— Your objective —
Copy, from the entries below, each line in which the string "ylabel" appears.

☆ ☆ ☆ ☆

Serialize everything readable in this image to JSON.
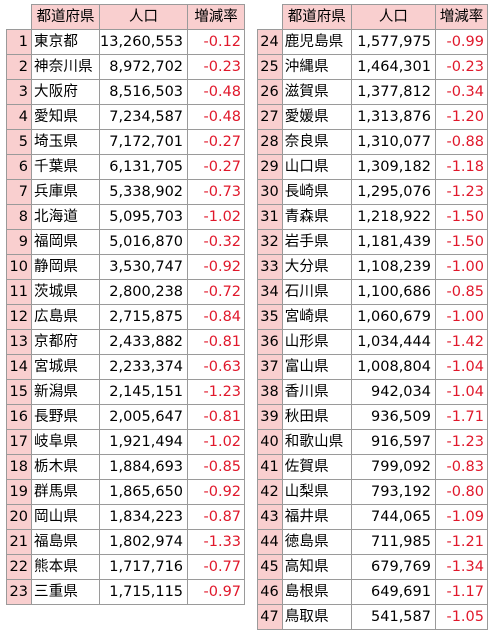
{
  "headers": {
    "prefecture": "都道府県",
    "population": "人口",
    "change_rate": "増減率"
  },
  "colors": {
    "negative_rate": "#e0182b",
    "header_bg": "#f9cfcf",
    "index_bg": "#f9cfcf",
    "grid": "#9a9a9a"
  },
  "left": [
    {
      "rank": "1",
      "pref": "東京都",
      "pop": "13,260,553",
      "rate": "-0.12"
    },
    {
      "rank": "2",
      "pref": "神奈川県",
      "pop": "8,972,702",
      "rate": "-0.23"
    },
    {
      "rank": "3",
      "pref": "大阪府",
      "pop": "8,516,503",
      "rate": "-0.48"
    },
    {
      "rank": "4",
      "pref": "愛知県",
      "pop": "7,234,587",
      "rate": "-0.48"
    },
    {
      "rank": "5",
      "pref": "埼玉県",
      "pop": "7,172,701",
      "rate": "-0.27"
    },
    {
      "rank": "6",
      "pref": "千葉県",
      "pop": "6,131,705",
      "rate": "-0.27"
    },
    {
      "rank": "7",
      "pref": "兵庫県",
      "pop": "5,338,902",
      "rate": "-0.73"
    },
    {
      "rank": "8",
      "pref": "北海道",
      "pop": "5,095,703",
      "rate": "-1.02"
    },
    {
      "rank": "9",
      "pref": "福岡県",
      "pop": "5,016,870",
      "rate": "-0.32"
    },
    {
      "rank": "10",
      "pref": "静岡県",
      "pop": "3,530,747",
      "rate": "-0.92"
    },
    {
      "rank": "11",
      "pref": "茨城県",
      "pop": "2,800,238",
      "rate": "-0.72"
    },
    {
      "rank": "12",
      "pref": "広島県",
      "pop": "2,715,875",
      "rate": "-0.84"
    },
    {
      "rank": "13",
      "pref": "京都府",
      "pop": "2,433,882",
      "rate": "-0.81"
    },
    {
      "rank": "14",
      "pref": "宮城県",
      "pop": "2,233,374",
      "rate": "-0.63"
    },
    {
      "rank": "15",
      "pref": "新潟県",
      "pop": "2,145,151",
      "rate": "-1.23"
    },
    {
      "rank": "16",
      "pref": "長野県",
      "pop": "2,005,647",
      "rate": "-0.81"
    },
    {
      "rank": "17",
      "pref": "岐阜県",
      "pop": "1,921,494",
      "rate": "-1.02"
    },
    {
      "rank": "18",
      "pref": "栃木県",
      "pop": "1,884,693",
      "rate": "-0.85"
    },
    {
      "rank": "19",
      "pref": "群馬県",
      "pop": "1,865,650",
      "rate": "-0.92"
    },
    {
      "rank": "20",
      "pref": "岡山県",
      "pop": "1,834,223",
      "rate": "-0.87"
    },
    {
      "rank": "21",
      "pref": "福島県",
      "pop": "1,802,974",
      "rate": "-1.33"
    },
    {
      "rank": "22",
      "pref": "熊本県",
      "pop": "1,717,716",
      "rate": "-0.77"
    },
    {
      "rank": "23",
      "pref": "三重県",
      "pop": "1,715,115",
      "rate": "-0.97"
    }
  ],
  "right": [
    {
      "rank": "24",
      "pref": "鹿児島県",
      "pop": "1,577,975",
      "rate": "-0.99"
    },
    {
      "rank": "25",
      "pref": "沖縄県",
      "pop": "1,464,301",
      "rate": "-0.23"
    },
    {
      "rank": "26",
      "pref": "滋賀県",
      "pop": "1,377,812",
      "rate": "-0.34"
    },
    {
      "rank": "27",
      "pref": "愛媛県",
      "pop": "1,313,876",
      "rate": "-1.20"
    },
    {
      "rank": "28",
      "pref": "奈良県",
      "pop": "1,310,077",
      "rate": "-0.88"
    },
    {
      "rank": "29",
      "pref": "山口県",
      "pop": "1,309,182",
      "rate": "-1.18"
    },
    {
      "rank": "30",
      "pref": "長崎県",
      "pop": "1,295,076",
      "rate": "-1.23"
    },
    {
      "rank": "31",
      "pref": "青森県",
      "pop": "1,218,922",
      "rate": "-1.50"
    },
    {
      "rank": "32",
      "pref": "岩手県",
      "pop": "1,181,439",
      "rate": "-1.50"
    },
    {
      "rank": "33",
      "pref": "大分県",
      "pop": "1,108,239",
      "rate": "-1.00"
    },
    {
      "rank": "34",
      "pref": "石川県",
      "pop": "1,100,686",
      "rate": "-0.85"
    },
    {
      "rank": "35",
      "pref": "宮崎県",
      "pop": "1,060,679",
      "rate": "-1.00"
    },
    {
      "rank": "36",
      "pref": "山形県",
      "pop": "1,034,444",
      "rate": "-1.42"
    },
    {
      "rank": "37",
      "pref": "富山県",
      "pop": "1,008,804",
      "rate": "-1.04"
    },
    {
      "rank": "38",
      "pref": "香川県",
      "pop": "942,034",
      "rate": "-1.04"
    },
    {
      "rank": "39",
      "pref": "秋田県",
      "pop": "936,509",
      "rate": "-1.71"
    },
    {
      "rank": "40",
      "pref": "和歌山県",
      "pop": "916,597",
      "rate": "-1.23"
    },
    {
      "rank": "41",
      "pref": "佐賀県",
      "pop": "799,092",
      "rate": "-0.83"
    },
    {
      "rank": "42",
      "pref": "山梨県",
      "pop": "793,192",
      "rate": "-0.80"
    },
    {
      "rank": "43",
      "pref": "福井県",
      "pop": "744,065",
      "rate": "-1.09"
    },
    {
      "rank": "44",
      "pref": "徳島県",
      "pop": "711,985",
      "rate": "-1.21"
    },
    {
      "rank": "45",
      "pref": "高知県",
      "pop": "679,769",
      "rate": "-1.34"
    },
    {
      "rank": "46",
      "pref": "島根県",
      "pop": "649,691",
      "rate": "-1.17"
    },
    {
      "rank": "47",
      "pref": "鳥取県",
      "pop": "541,587",
      "rate": "-1.05"
    }
  ]
}
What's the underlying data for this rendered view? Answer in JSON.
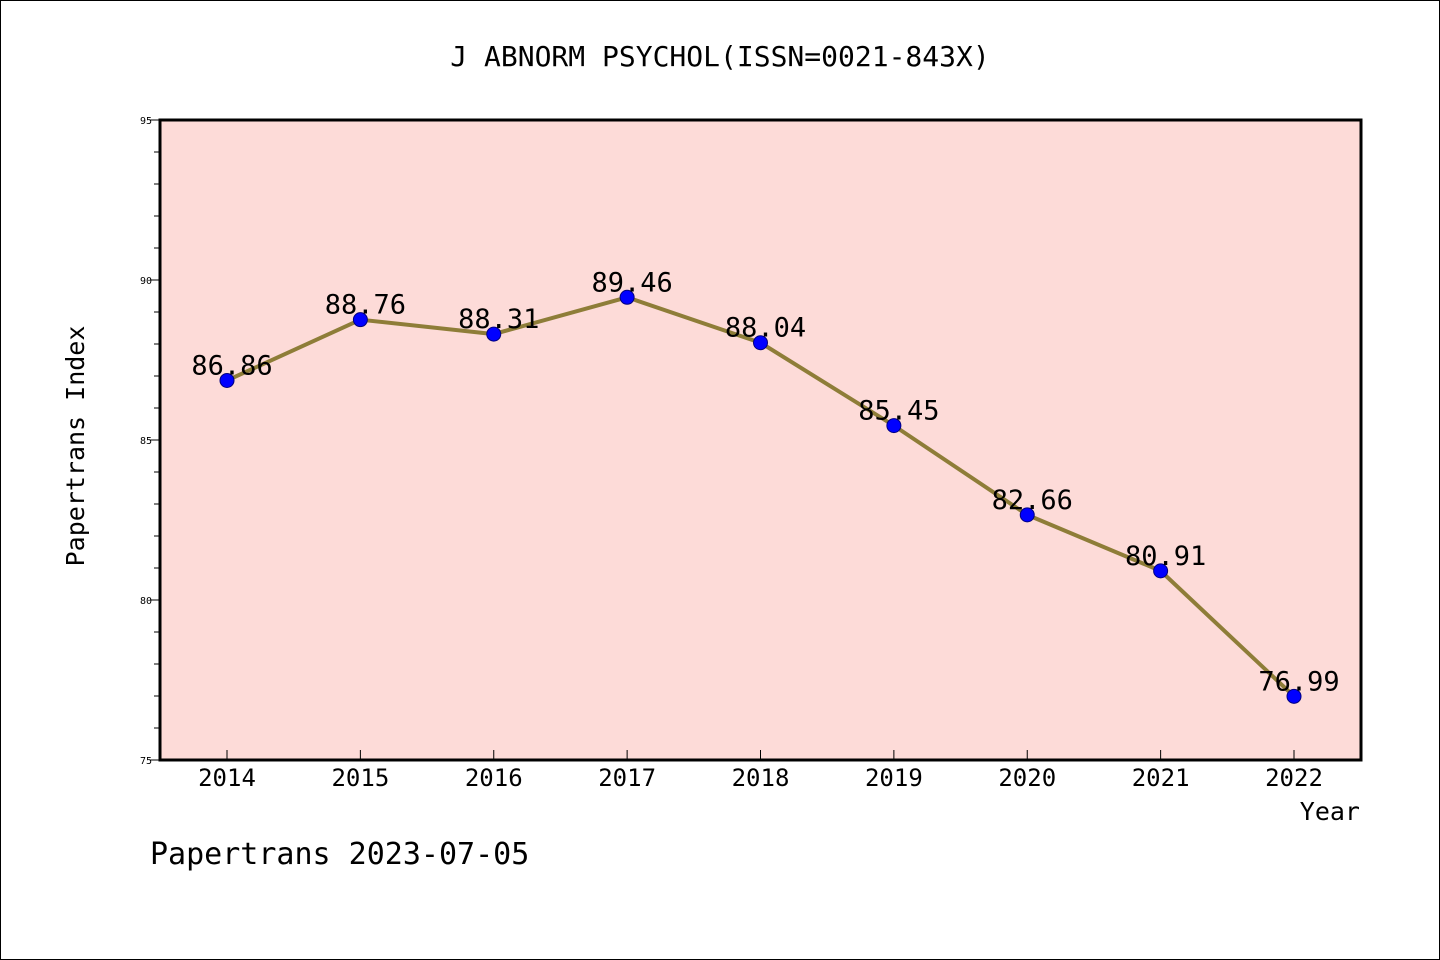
{
  "chart_data": {
    "type": "line",
    "title": "J ABNORM PSYCHOL(ISSN=0021-843X)",
    "xlabel": "Year",
    "ylabel": "Papertrans Index",
    "footer": "Papertrans 2023-07-05",
    "categories": [
      "2014",
      "2015",
      "2016",
      "2017",
      "2018",
      "2019",
      "2020",
      "2021",
      "2022"
    ],
    "series": [
      {
        "values": [
          86.86,
          88.76,
          88.31,
          89.46,
          88.04,
          85.45,
          82.66,
          80.91,
          76.99
        ],
        "data_labels": [
          "86.86",
          "88.76",
          "88.31",
          "89.46",
          "88.04",
          "85.45",
          "82.66",
          "80.91",
          "76.99"
        ]
      }
    ],
    "ylim": [
      75,
      95
    ],
    "yticks": [
      "75",
      "80",
      "85",
      "90",
      "95"
    ],
    "grid": false,
    "legend": "none",
    "colors": {
      "plot_background": "#fddbd8",
      "line": "#8e7d38",
      "marker": "#0000ff",
      "marker_edge": "#000080"
    }
  }
}
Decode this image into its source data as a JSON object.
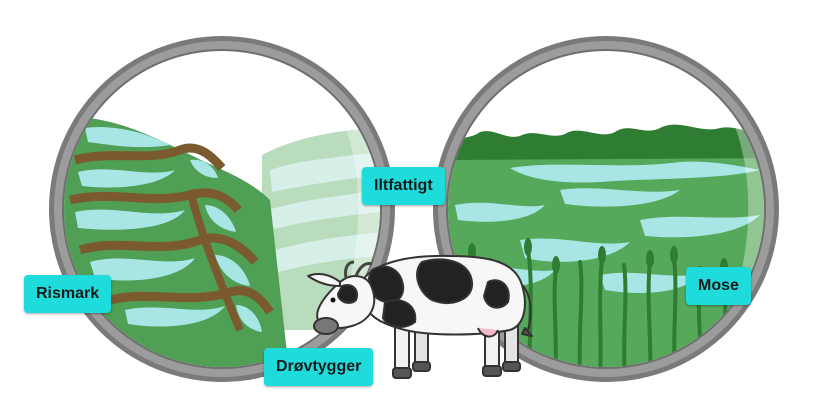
{
  "labels": {
    "rismark": "Rismark",
    "iltfattigt": "Iltfattigt",
    "mose": "Mose",
    "drovtygger": "Drøvtygger"
  },
  "icons": {
    "left_lens": "rice-terrace-scene",
    "right_lens": "wetland-bog-scene",
    "cow": "cow-icon"
  },
  "colors": {
    "label_bg": "#1fdcdc",
    "frame": "#8a8a8a",
    "grass": "#56a85a",
    "water": "#a8e6e6",
    "soil": "#7a5a2e",
    "dark_green": "#2e7d32"
  }
}
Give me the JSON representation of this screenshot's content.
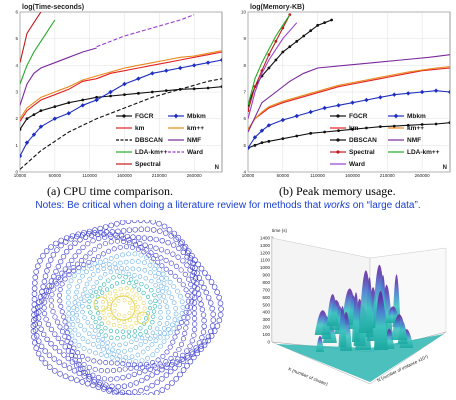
{
  "chart_data": [
    {
      "type": "line",
      "ylabel": "log(Time-seconds)",
      "xlabel": "N",
      "x_ticks": [
        "10000",
        "60000",
        "110000",
        "160000",
        "210000",
        "260000"
      ],
      "y_ticks": [
        "0",
        "1",
        "2",
        "3",
        "4",
        "5",
        "6"
      ],
      "ylim": [
        0,
        6
      ],
      "xlim": [
        10000,
        300000
      ],
      "grid": true,
      "legend": "bottom-right",
      "series": [
        {
          "name": "FGCR",
          "color": "#111111",
          "marker": "circle",
          "dash": false,
          "x": [
            10000,
            20000,
            30000,
            40000,
            60000,
            80000,
            100000,
            120000,
            140000,
            160000,
            180000,
            200000,
            220000,
            240000,
            260000,
            280000,
            300000
          ],
          "y": [
            1.6,
            2.0,
            2.15,
            2.3,
            2.45,
            2.6,
            2.7,
            2.8,
            2.85,
            2.9,
            2.95,
            3.0,
            3.05,
            3.1,
            3.12,
            3.15,
            3.2
          ]
        },
        {
          "name": "Mbkm",
          "color": "#1f2fbf",
          "marker": "diamond",
          "dash": false,
          "x": [
            10000,
            20000,
            30000,
            40000,
            60000,
            80000,
            100000,
            120000,
            140000,
            160000,
            180000,
            200000,
            220000,
            240000,
            260000,
            280000,
            300000
          ],
          "y": [
            0.6,
            1.1,
            1.4,
            1.7,
            2.0,
            2.2,
            2.5,
            2.7,
            3.0,
            3.3,
            3.5,
            3.7,
            3.8,
            3.9,
            4.0,
            4.1,
            4.2
          ]
        },
        {
          "name": "km",
          "color": "#e52222",
          "marker": "none",
          "dash": false,
          "x": [
            10000,
            20000,
            30000,
            40000,
            60000,
            80000,
            100000,
            120000,
            140000,
            160000,
            180000,
            200000,
            220000,
            240000,
            260000,
            280000,
            300000
          ],
          "y": [
            1.9,
            2.3,
            2.5,
            2.7,
            2.9,
            3.1,
            3.4,
            3.5,
            3.7,
            3.8,
            3.9,
            4.0,
            4.1,
            4.2,
            4.3,
            4.4,
            4.5
          ]
        },
        {
          "name": "km++",
          "color": "#e8891a",
          "marker": "none",
          "dash": false,
          "x": [
            10000,
            20000,
            30000,
            40000,
            60000,
            80000,
            100000,
            120000,
            140000,
            160000,
            180000,
            200000,
            220000,
            240000,
            260000,
            280000,
            300000
          ],
          "y": [
            2.0,
            2.4,
            2.6,
            2.8,
            3.0,
            3.2,
            3.45,
            3.6,
            3.75,
            3.9,
            4.0,
            4.1,
            4.2,
            4.3,
            4.35,
            4.45,
            4.55
          ]
        },
        {
          "name": "DBSCAN",
          "color": "#111111",
          "marker": "none",
          "dash": true,
          "x": [
            10000,
            40000,
            80000,
            120000,
            160000,
            200000,
            240000,
            280000,
            300000
          ],
          "y": [
            0.1,
            0.8,
            1.5,
            2.0,
            2.4,
            2.8,
            3.1,
            3.4,
            3.5
          ]
        },
        {
          "name": "NMF",
          "color": "#7a2a9c",
          "marker": "none",
          "dash": false,
          "x": [
            10000,
            20000,
            30000,
            40000,
            60000,
            80000,
            100000,
            120000
          ],
          "y": [
            2.5,
            3.3,
            3.7,
            3.9,
            4.1,
            4.3,
            4.5,
            4.65
          ]
        },
        {
          "name": "LDA-km++",
          "color": "#27a827",
          "marker": "none",
          "dash": false,
          "x": [
            10000,
            20000,
            30000,
            40000,
            50000,
            60000
          ],
          "y": [
            3.3,
            4.0,
            4.5,
            4.9,
            5.3,
            5.7
          ]
        },
        {
          "name": "Ward",
          "color": "#9b3fd0",
          "marker": "none",
          "dash": true,
          "x": [
            120000,
            160000,
            200000,
            240000,
            260000
          ],
          "y": [
            4.7,
            5.1,
            5.4,
            5.7,
            5.9
          ]
        },
        {
          "name": "Spectral",
          "color": "#c21b1b",
          "marker": "none",
          "dash": false,
          "x": [
            10000,
            20000,
            30000,
            40000
          ],
          "y": [
            4.1,
            5.2,
            5.6,
            6.0
          ]
        }
      ]
    },
    {
      "type": "line",
      "ylabel": "log(Memory-KB)",
      "xlabel": "N",
      "x_ticks": [
        "10000",
        "60000",
        "110000",
        "160000",
        "210000",
        "260000"
      ],
      "y_ticks": [
        "4",
        "5",
        "6",
        "7",
        "8",
        "9",
        "10"
      ],
      "ylim": [
        4,
        10
      ],
      "xlim": [
        10000,
        300000
      ],
      "grid": true,
      "legend": "bottom-right",
      "series": [
        {
          "name": "FGCR",
          "color": "#111111",
          "marker": "circle",
          "dash": false,
          "x": [
            10000,
            20000,
            30000,
            40000,
            60000,
            80000,
            100000,
            120000,
            140000,
            160000,
            180000,
            200000,
            220000,
            240000,
            260000,
            280000,
            300000
          ],
          "y": [
            4.9,
            5.0,
            5.1,
            5.15,
            5.25,
            5.35,
            5.45,
            5.5,
            5.55,
            5.6,
            5.65,
            5.7,
            5.72,
            5.75,
            5.78,
            5.8,
            5.85
          ]
        },
        {
          "name": "Mbkm",
          "color": "#1f2fbf",
          "marker": "diamond",
          "dash": false,
          "x": [
            10000,
            20000,
            30000,
            40000,
            60000,
            80000,
            100000,
            120000,
            140000,
            160000,
            180000,
            200000,
            220000,
            240000,
            260000,
            280000,
            300000
          ],
          "y": [
            4.9,
            5.3,
            5.55,
            5.75,
            5.95,
            6.1,
            6.25,
            6.4,
            6.5,
            6.6,
            6.7,
            6.8,
            6.9,
            6.95,
            7.0,
            7.05,
            7.0
          ]
        },
        {
          "name": "km",
          "color": "#e52222",
          "marker": "none",
          "dash": false,
          "x": [
            10000,
            20000,
            30000,
            40000,
            60000,
            80000,
            100000,
            120000,
            140000,
            160000,
            180000,
            200000,
            220000,
            240000,
            260000,
            280000,
            300000
          ],
          "y": [
            5.6,
            6.0,
            6.2,
            6.4,
            6.6,
            6.75,
            6.9,
            7.05,
            7.2,
            7.3,
            7.4,
            7.5,
            7.6,
            7.7,
            7.8,
            7.85,
            7.9
          ]
        },
        {
          "name": "km++",
          "color": "#e8891a",
          "marker": "none",
          "dash": false,
          "x": [
            10000,
            20000,
            30000,
            40000,
            60000,
            80000,
            100000,
            120000,
            140000,
            160000,
            180000,
            200000,
            220000,
            240000,
            260000,
            280000,
            300000
          ],
          "y": [
            5.6,
            6.0,
            6.25,
            6.45,
            6.65,
            6.8,
            6.95,
            7.1,
            7.25,
            7.35,
            7.45,
            7.55,
            7.65,
            7.75,
            7.82,
            7.9,
            7.95
          ]
        },
        {
          "name": "DBSCAN",
          "color": "#111111",
          "marker": "circle",
          "dash": false,
          "x": [
            10000,
            20000,
            30000,
            40000,
            50000,
            60000,
            70000,
            80000,
            90000,
            100000,
            110000,
            120000,
            130000
          ],
          "y": [
            6.5,
            7.2,
            7.6,
            7.9,
            8.2,
            8.5,
            8.7,
            8.9,
            9.1,
            9.3,
            9.5,
            9.6,
            9.7
          ]
        },
        {
          "name": "NMF",
          "color": "#7a2a9c",
          "marker": "none",
          "dash": false,
          "x": [
            10000,
            30000,
            50000,
            70000,
            90000,
            110000,
            150000,
            190000,
            230000,
            270000,
            300000
          ],
          "y": [
            5.5,
            6.6,
            7.0,
            7.4,
            7.7,
            7.9,
            8.0,
            8.1,
            8.2,
            8.3,
            8.4
          ]
        },
        {
          "name": "Spectral",
          "color": "#c21b1b",
          "marker": "circle",
          "dash": false,
          "x": [
            10000,
            20000,
            30000,
            40000,
            50000,
            60000,
            70000
          ],
          "y": [
            6.3,
            7.2,
            7.8,
            8.4,
            8.9,
            9.4,
            9.9
          ]
        },
        {
          "name": "LDA-km++",
          "color": "#27a827",
          "marker": "none",
          "dash": false,
          "x": [
            10000,
            20000,
            30000,
            40000,
            50000,
            60000,
            70000
          ],
          "y": [
            6.5,
            7.5,
            8.1,
            8.6,
            9.1,
            9.5,
            9.9
          ]
        },
        {
          "name": "Ward",
          "color": "#9b3fd0",
          "marker": "none",
          "dash": false,
          "x": [
            10000,
            20000,
            30000,
            40000,
            60000,
            80000
          ],
          "y": [
            6.0,
            7.0,
            7.7,
            8.2,
            9.0,
            9.6
          ]
        }
      ]
    },
    {
      "type": "diagram",
      "colors": {
        "outer": "#3a3acc",
        "mid": "#6ab0e8",
        "inner": "#2bb5b0",
        "core": "#e8d860"
      }
    },
    {
      "type": "surface",
      "zlabel": "time (s)",
      "xlabel": "K (number of cluster)",
      "ylabel": "N (number of instance x10⁴)",
      "z_ticks": [
        "0",
        "100",
        "200",
        "300",
        "400",
        "500",
        "600",
        "700",
        "800",
        "900",
        "1000",
        "1100",
        "1200",
        "1300",
        "1400"
      ],
      "zlim": [
        0,
        1400
      ]
    }
  ],
  "captions": {
    "left": "(a) CPU time comparison.",
    "right": "(b) Peak memory usage."
  },
  "notes": {
    "prefix": "Notes: Be critical when doing a literature review for methods that ",
    "emphasis": "works",
    "suffix": " on “large data”."
  },
  "colors": {
    "notes": "#1a3fd0",
    "grid": "#d8d8d8"
  }
}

☆ ☆ ☆ ☆

— Full answer —
    "ylabel": "Papertrans Index",
      "ylabel": "log(Time-seconds)",
      "ylabel": "log(Memory-KB)",
      "ylabel": "N (number of instance x10⁴)",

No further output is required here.